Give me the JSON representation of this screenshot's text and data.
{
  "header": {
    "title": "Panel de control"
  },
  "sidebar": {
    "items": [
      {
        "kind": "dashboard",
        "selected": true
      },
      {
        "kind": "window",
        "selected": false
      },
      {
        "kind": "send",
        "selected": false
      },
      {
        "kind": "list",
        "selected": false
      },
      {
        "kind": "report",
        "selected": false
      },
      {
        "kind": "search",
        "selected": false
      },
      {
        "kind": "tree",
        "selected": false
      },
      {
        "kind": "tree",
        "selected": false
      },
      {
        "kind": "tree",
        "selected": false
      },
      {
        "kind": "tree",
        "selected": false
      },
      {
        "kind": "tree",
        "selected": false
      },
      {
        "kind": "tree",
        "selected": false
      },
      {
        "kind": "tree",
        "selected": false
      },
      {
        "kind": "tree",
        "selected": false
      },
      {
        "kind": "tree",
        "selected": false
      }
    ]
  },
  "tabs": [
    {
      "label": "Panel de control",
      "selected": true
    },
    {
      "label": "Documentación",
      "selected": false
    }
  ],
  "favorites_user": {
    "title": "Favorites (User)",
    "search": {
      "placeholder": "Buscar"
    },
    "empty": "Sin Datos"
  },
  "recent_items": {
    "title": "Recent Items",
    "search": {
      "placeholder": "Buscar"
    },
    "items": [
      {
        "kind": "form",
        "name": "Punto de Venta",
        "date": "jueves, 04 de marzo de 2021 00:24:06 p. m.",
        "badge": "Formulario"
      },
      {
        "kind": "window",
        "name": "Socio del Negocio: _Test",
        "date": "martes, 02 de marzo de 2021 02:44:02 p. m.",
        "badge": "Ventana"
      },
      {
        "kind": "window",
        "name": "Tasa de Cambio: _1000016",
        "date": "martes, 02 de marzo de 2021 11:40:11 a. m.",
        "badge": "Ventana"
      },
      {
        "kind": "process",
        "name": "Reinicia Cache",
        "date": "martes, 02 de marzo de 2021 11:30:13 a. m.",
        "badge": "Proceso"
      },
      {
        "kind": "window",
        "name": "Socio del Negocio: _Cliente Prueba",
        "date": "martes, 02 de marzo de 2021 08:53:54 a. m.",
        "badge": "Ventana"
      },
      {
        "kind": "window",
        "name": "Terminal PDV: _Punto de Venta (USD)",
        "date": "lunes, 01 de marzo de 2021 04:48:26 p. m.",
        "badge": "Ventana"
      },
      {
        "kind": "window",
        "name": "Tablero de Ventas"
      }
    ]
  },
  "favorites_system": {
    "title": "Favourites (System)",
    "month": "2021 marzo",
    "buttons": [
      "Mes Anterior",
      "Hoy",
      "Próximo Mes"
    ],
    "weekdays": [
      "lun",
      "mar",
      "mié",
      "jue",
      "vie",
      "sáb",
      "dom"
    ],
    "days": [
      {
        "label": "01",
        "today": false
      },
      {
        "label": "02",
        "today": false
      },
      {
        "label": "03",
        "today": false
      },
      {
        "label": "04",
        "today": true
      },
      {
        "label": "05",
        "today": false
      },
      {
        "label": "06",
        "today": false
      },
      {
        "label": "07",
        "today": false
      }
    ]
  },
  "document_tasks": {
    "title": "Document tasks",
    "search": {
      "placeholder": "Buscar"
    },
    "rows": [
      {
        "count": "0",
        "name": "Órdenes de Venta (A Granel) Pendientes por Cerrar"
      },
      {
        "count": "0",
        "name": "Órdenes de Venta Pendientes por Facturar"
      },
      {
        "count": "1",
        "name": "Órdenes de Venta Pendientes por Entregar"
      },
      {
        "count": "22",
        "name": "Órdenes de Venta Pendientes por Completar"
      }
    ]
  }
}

━━━━━━

• TASK DESCRIPTION: Restate every line of the data word for word.

• SOLUTION TO THE EXERCISE:
Give me the JSON representation of this screenshot's text and data.
{
  "header": {
    "title": "Panel de control"
  },
  "sidebar": {
    "items": [
      {
        "kind": "dashboard",
        "selected": true
      },
      {
        "kind": "window",
        "selected": false
      },
      {
        "kind": "send",
        "selected": false
      },
      {
        "kind": "list",
        "selected": false
      },
      {
        "kind": "report",
        "selected": false
      },
      {
        "kind": "search",
        "selected": false
      },
      {
        "kind": "tree",
        "selected": false
      },
      {
        "kind": "tree",
        "selected": false
      },
      {
        "kind": "tree",
        "selected": false
      },
      {
        "kind": "tree",
        "selected": false
      },
      {
        "kind": "tree",
        "selected": false
      },
      {
        "kind": "tree",
        "selected": false
      },
      {
        "kind": "tree",
        "selected": false
      },
      {
        "kind": "tree",
        "selected": false
      },
      {
        "kind": "tree",
        "selected": false
      }
    ]
  },
  "tabs": [
    {
      "label": "Panel de control",
      "selected": true
    },
    {
      "label": "Documentación",
      "selected": false
    }
  ],
  "favorites_user": {
    "title": "Favorites (User)",
    "search": {
      "placeholder": "Buscar"
    },
    "empty": "Sin Datos"
  },
  "recent_items": {
    "title": "Recent Items",
    "search": {
      "placeholder": "Buscar"
    },
    "items": [
      {
        "kind": "form",
        "name": "Punto de Venta",
        "date": "jueves, 04 de marzo de 2021 00:24:06 p. m.",
        "badge": "Formulario"
      },
      {
        "kind": "window",
        "name": "Socio del Negocio: _Test",
        "date": "martes, 02 de marzo de 2021 02:44:02 p. m.",
        "badge": "Ventana"
      },
      {
        "kind": "window",
        "name": "Tasa de Cambio: _1000016",
        "date": "martes, 02 de marzo de 2021 11:40:11 a. m.",
        "badge": "Ventana"
      },
      {
        "kind": "process",
        "name": "Reinicia Cache",
        "date": "martes, 02 de marzo de 2021 11:30:13 a. m.",
        "badge": "Proceso"
      },
      {
        "kind": "window",
        "name": "Socio del Negocio: _Cliente Prueba",
        "date": "martes, 02 de marzo de 2021 08:53:54 a. m.",
        "badge": "Ventana"
      },
      {
        "kind": "window",
        "name": "Terminal PDV: _Punto de Venta (USD)",
        "date": "lunes, 01 de marzo de 2021 04:48:26 p. m.",
        "badge": "Ventana"
      },
      {
        "kind": "window",
        "name": "Tablero de Ventas"
      }
    ]
  },
  "favorites_system": {
    "title": "Favourites (System)",
    "month": "2021 marzo",
    "buttons": [
      "Mes Anterior",
      "Hoy",
      "Próximo Mes"
    ],
    "weekdays": [
      "lun",
      "mar",
      "mié",
      "jue",
      "vie",
      "sáb",
      "dom"
    ],
    "days": [
      {
        "label": "01",
        "today": false
      },
      {
        "label": "02",
        "today": false
      },
      {
        "label": "03",
        "today": false
      },
      {
        "label": "04",
        "today": true
      },
      {
        "label": "05",
        "today": false
      },
      {
        "label": "06",
        "today": false
      },
      {
        "label": "07",
        "today": false
      }
    ]
  },
  "document_tasks": {
    "title": "Document tasks",
    "search": {
      "placeholder": "Buscar"
    },
    "rows": [
      {
        "count": "0",
        "name": "Órdenes de Venta (A Granel) Pendientes por Cerrar"
      },
      {
        "count": "0",
        "name": "Órdenes de Venta Pendientes por Facturar"
      },
      {
        "count": "1",
        "name": "Órdenes de Venta Pendientes por Entregar"
      },
      {
        "count": "22",
        "name": "Órdenes de Venta Pendientes por Completar"
      }
    ]
  }
}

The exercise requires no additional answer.